===== Records supplied =====

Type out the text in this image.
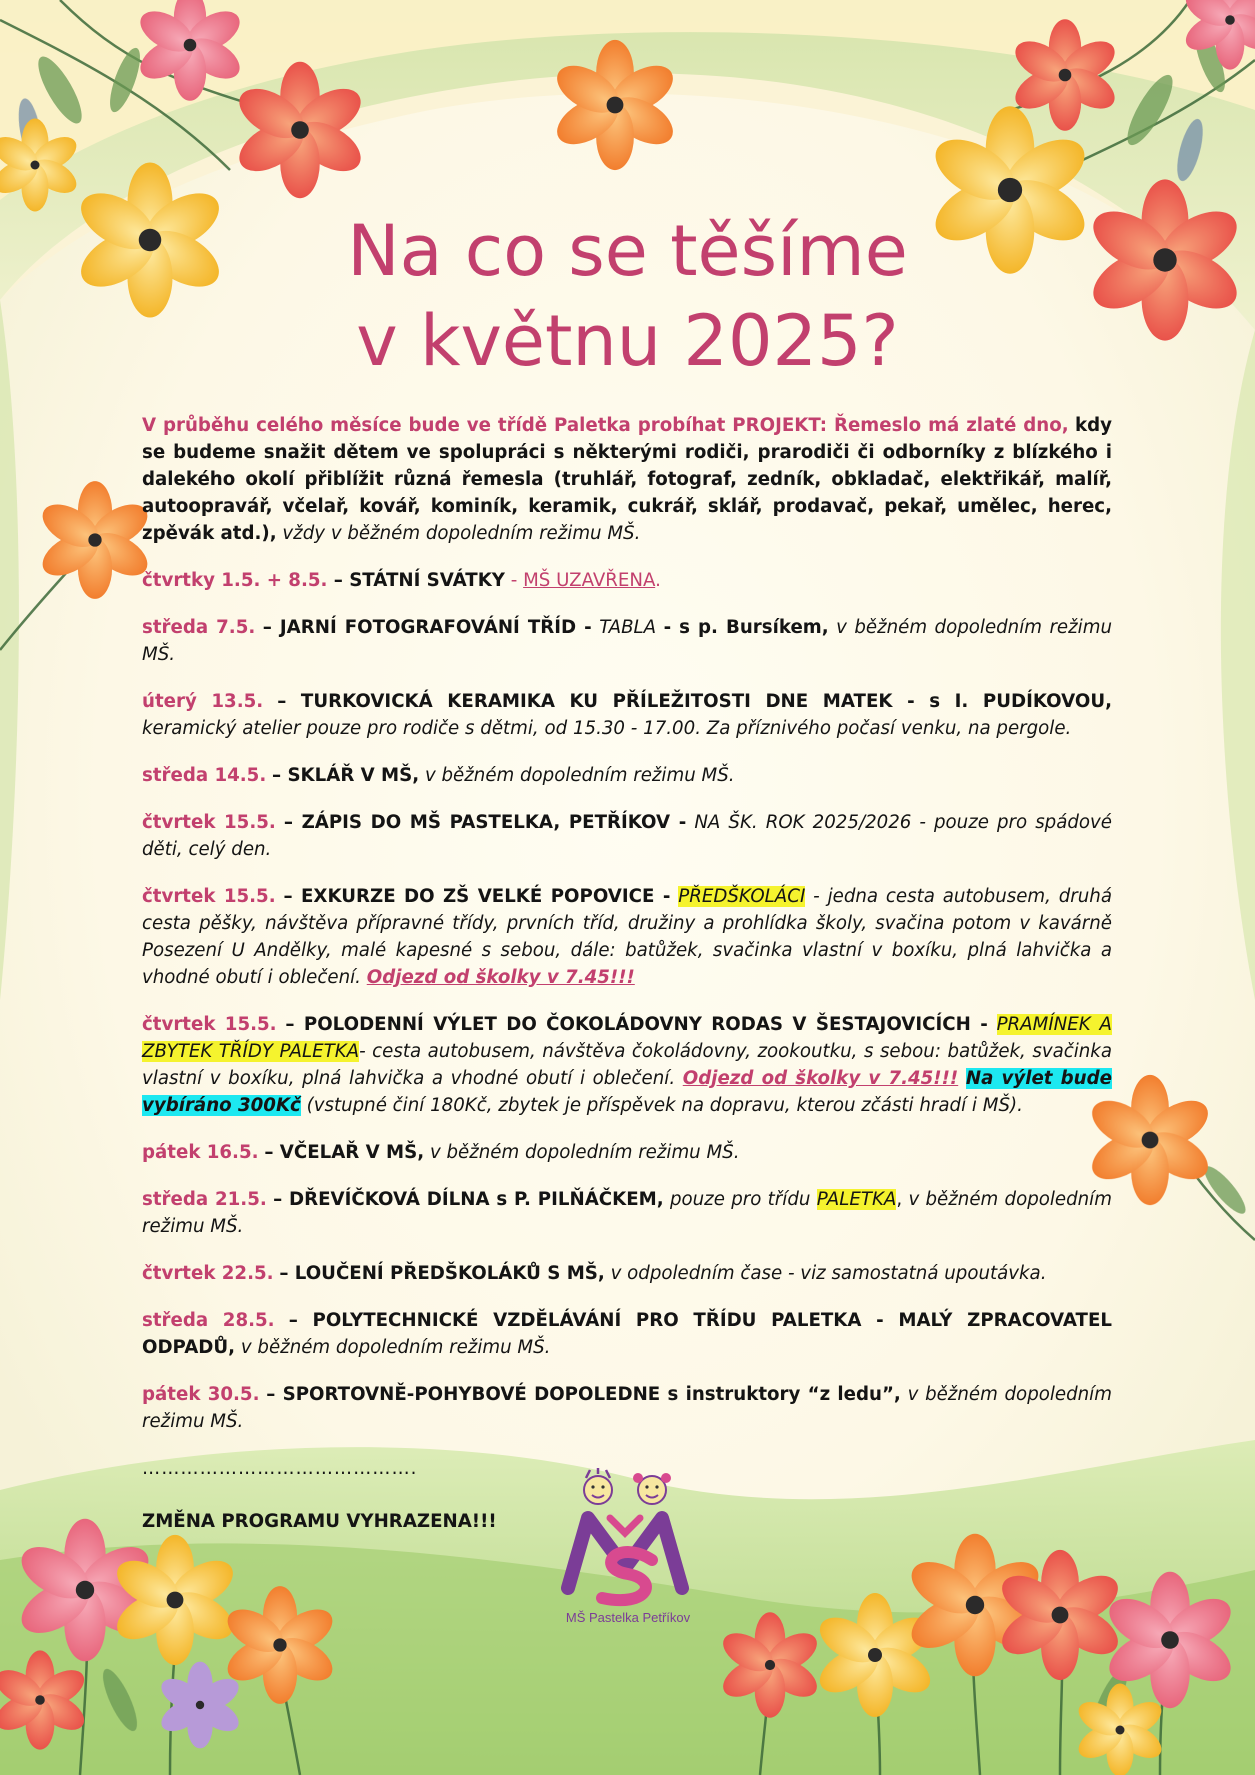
Na co se těšíme
v květnu 2025?

V průběhu celého měsíce bude ve třídě Paletka probíhat PROJEKT: Řemeslo má zlaté dno, kdy se budeme snažit dětem ve spolupráci s některými rodiči, prarodiči či odborníky z blízkého i dalekého okolí přiblížit různá řemesla (truhlář, fotograf, zedník, obkladač, elektřikář, malíř, autoopravář, včelař, kovář, kominík, keramik, cukrář, sklář, prodavač, pekař, umělec, herec, zpěvák atd.), vždy v běžném dopoledním režimu MŠ.

čtvrtky 1.5. + 8.5. – STÁTNÍ SVÁTKY - MŠ UZAVŘENA.

středa 7.5. – JARNÍ FOTOGRAFOVÁNÍ TŘÍD - TABLA - s p. Bursíkem, v běžném dopoledním režimu MŠ.

úterý 13.5. – TURKOVICKÁ KERAMIKA KU PŘÍLEŽITOSTI DNE MATEK - s I. PUDÍKOVOU, keramický atelier pouze pro rodiče s dětmi, od 15.30 - 17.00. Za příznivého počasí venku, na pergole.

středa 14.5. – SKLÁŘ V MŠ, v běžném dopoledním režimu MŠ.

čtvrtek 15.5. – ZÁPIS DO MŠ PASTELKA, PETŘÍKOV - NA ŠK. ROK 2025/2026 - pouze pro spádové děti, celý den.

čtvrtek 15.5. – EXKURZE DO ZŠ VELKÉ POPOVICE - PŘEDŠKOLÁCI - jedna cesta autobusem, druhá cesta pěšky, návštěva přípravné třídy, prvních tříd, družiny a prohlídka školy, svačina potom v kavárně Posezení U Andělky, malé kapesné s sebou, dále: batůžek, svačinka vlastní v boxíku, plná lahvička a vhodné obutí i oblečení. Odjezd od školky v 7.45!!!

čtvrtek 15.5. – POLODENNÍ VÝLET DO ČOKOLÁDOVNY RODAS V ŠESTAJOVICÍCH - PRAMÍNEK A ZBYTEK TŘÍDY PALETKA- cesta autobusem, návštěva čokoládovny, zookoutku, s sebou: batůžek, svačinka vlastní v boxíku, plná lahvička a vhodné obutí i oblečení. Odjezd od školky v 7.45!!! Na výlet bude vybíráno 300Kč (vstupné činí 180Kč, zbytek je příspěvek na dopravu, kterou zčásti hradí i MŠ).

pátek 16.5. – VČELAŘ V MŠ, v běžném dopoledním režimu MŠ.

středa 21.5. – DŘEVÍČKOVÁ DÍLNA s P. PILŇÁČKEM, pouze pro třídu PALETKA, v běžném dopoledním režimu MŠ.

čtvrtek 22.5. – LOUČENÍ PŘEDŠKOLÁKŮ S MŠ, v odpoledním čase - viz samostatná upoutávka.

středa 28.5. – POLYTECHNICKÉ VZDĚLÁVÁNÍ PRO TŘÍDU PALETKA - MALÝ ZPRACOVATEL ODPADŮ, v běžném dopoledním režimu MŠ.

pátek 30.5. – SPORTOVNĚ-POHYBOVÉ DOPOLEDNE s instruktory “z ledu”, v běžném dopoledním režimu MŠ.

…………………………………….

ZMĚNA PROGRAMU VYHRAZENA!!!

MŠ Pastelka Petříkov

=====

→ Request:
Return every line above in which the string "pátek" occurs.

→ Written response:
pátek 16.5. – VČELAŘ V MŠ, v běžném dopoledním režimu MŠ.
pátek 30.5. – SPORTOVNĚ-POHYBOVÉ DOPOLEDNE s instruktory “z ledu”, v běžném dopoledním režimu MŠ.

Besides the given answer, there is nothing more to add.